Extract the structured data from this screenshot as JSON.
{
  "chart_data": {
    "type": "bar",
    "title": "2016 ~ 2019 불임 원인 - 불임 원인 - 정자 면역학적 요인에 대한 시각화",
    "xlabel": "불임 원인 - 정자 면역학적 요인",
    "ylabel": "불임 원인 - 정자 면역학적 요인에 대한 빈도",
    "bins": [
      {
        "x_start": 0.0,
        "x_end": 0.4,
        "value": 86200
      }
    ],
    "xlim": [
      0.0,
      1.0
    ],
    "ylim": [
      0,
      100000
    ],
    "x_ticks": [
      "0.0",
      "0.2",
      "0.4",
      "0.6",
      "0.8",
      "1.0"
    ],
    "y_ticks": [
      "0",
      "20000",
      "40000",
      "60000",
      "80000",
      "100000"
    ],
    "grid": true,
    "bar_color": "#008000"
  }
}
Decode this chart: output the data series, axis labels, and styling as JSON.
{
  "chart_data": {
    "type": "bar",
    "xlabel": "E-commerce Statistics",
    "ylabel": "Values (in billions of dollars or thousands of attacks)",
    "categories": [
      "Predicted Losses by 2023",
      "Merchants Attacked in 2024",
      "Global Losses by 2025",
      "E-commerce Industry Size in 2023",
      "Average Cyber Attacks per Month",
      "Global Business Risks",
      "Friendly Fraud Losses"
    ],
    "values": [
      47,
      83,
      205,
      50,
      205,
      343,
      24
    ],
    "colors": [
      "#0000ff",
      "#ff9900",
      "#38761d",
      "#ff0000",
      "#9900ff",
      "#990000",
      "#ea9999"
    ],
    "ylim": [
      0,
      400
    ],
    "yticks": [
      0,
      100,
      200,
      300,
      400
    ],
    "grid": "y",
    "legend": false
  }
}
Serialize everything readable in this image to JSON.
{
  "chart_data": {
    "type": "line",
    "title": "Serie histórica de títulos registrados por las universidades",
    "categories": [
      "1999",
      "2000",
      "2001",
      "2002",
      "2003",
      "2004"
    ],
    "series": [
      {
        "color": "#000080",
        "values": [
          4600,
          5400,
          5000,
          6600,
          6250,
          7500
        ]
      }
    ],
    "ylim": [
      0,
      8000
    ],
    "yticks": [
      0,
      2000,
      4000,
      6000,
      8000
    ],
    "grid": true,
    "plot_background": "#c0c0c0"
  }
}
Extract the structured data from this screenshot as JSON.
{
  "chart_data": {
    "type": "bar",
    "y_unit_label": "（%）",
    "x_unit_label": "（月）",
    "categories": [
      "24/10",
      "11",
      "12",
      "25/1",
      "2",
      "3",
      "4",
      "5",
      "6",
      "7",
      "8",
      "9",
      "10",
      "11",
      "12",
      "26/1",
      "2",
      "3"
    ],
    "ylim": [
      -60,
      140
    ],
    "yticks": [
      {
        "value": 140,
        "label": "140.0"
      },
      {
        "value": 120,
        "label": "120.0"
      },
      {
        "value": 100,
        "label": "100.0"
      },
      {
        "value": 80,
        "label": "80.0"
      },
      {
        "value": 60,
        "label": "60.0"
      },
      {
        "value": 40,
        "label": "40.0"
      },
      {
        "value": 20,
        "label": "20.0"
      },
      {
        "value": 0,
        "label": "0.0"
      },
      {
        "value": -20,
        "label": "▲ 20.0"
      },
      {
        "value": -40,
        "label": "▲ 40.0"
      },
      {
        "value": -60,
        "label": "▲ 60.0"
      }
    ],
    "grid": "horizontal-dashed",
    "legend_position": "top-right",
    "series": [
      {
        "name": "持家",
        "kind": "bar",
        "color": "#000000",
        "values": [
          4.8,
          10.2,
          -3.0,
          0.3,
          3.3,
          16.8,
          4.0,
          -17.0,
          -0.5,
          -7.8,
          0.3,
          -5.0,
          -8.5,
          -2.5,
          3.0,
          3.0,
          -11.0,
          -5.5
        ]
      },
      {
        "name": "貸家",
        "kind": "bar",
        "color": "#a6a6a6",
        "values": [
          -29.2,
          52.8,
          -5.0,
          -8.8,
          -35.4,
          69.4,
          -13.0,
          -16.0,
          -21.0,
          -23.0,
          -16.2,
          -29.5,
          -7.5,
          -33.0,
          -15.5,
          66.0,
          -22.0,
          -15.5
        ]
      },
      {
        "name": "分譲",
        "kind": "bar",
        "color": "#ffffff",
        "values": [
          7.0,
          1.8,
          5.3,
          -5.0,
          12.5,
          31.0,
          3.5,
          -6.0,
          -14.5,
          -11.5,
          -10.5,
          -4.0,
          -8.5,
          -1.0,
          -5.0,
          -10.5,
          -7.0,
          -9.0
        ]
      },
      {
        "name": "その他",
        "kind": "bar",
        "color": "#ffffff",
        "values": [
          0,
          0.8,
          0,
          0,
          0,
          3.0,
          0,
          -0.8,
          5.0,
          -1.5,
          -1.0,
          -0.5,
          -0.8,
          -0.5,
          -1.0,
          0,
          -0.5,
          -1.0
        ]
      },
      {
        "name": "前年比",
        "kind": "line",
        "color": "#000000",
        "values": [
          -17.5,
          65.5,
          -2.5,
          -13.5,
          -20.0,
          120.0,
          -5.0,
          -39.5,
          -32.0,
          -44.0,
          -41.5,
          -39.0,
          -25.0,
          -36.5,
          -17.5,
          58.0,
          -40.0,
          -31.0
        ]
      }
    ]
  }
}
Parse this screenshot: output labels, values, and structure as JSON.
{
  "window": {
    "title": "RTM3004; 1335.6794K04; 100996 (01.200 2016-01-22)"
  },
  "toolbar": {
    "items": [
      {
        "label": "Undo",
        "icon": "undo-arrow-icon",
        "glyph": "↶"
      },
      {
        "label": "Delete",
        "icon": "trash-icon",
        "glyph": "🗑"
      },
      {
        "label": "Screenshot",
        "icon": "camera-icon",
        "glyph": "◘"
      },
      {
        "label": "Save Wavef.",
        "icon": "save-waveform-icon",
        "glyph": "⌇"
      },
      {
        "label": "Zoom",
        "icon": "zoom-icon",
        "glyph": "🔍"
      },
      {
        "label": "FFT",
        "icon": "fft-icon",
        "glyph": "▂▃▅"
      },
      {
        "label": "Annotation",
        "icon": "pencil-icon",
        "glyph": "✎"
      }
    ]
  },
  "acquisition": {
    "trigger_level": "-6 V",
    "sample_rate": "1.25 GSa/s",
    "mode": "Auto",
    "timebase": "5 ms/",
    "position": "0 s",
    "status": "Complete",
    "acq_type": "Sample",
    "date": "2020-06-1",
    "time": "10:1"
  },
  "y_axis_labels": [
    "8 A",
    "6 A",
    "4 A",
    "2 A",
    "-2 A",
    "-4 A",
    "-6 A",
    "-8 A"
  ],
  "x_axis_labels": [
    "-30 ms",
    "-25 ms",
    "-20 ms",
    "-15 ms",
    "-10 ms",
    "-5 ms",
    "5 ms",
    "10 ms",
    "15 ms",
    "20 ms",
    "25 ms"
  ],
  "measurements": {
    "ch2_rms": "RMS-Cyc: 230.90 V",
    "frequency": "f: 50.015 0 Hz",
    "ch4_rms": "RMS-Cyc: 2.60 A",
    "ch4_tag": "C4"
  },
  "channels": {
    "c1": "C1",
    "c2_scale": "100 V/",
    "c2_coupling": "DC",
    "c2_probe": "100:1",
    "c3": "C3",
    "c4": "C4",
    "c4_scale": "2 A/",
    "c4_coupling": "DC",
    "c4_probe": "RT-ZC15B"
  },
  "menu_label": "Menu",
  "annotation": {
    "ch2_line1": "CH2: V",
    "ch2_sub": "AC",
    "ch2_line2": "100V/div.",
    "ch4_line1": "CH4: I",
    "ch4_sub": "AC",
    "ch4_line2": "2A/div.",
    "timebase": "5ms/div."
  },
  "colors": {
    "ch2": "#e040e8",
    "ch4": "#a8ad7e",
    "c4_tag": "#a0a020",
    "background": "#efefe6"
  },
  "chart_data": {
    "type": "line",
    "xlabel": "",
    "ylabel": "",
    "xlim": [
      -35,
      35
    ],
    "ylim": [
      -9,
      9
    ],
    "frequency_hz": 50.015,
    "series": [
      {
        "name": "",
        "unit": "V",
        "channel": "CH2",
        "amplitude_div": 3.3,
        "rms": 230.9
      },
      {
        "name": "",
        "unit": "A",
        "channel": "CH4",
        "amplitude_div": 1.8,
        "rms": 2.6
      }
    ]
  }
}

**The problem:** Tally the lines that hold the string "xlabel" and state the total, nothing more.

**Exercise output:** 3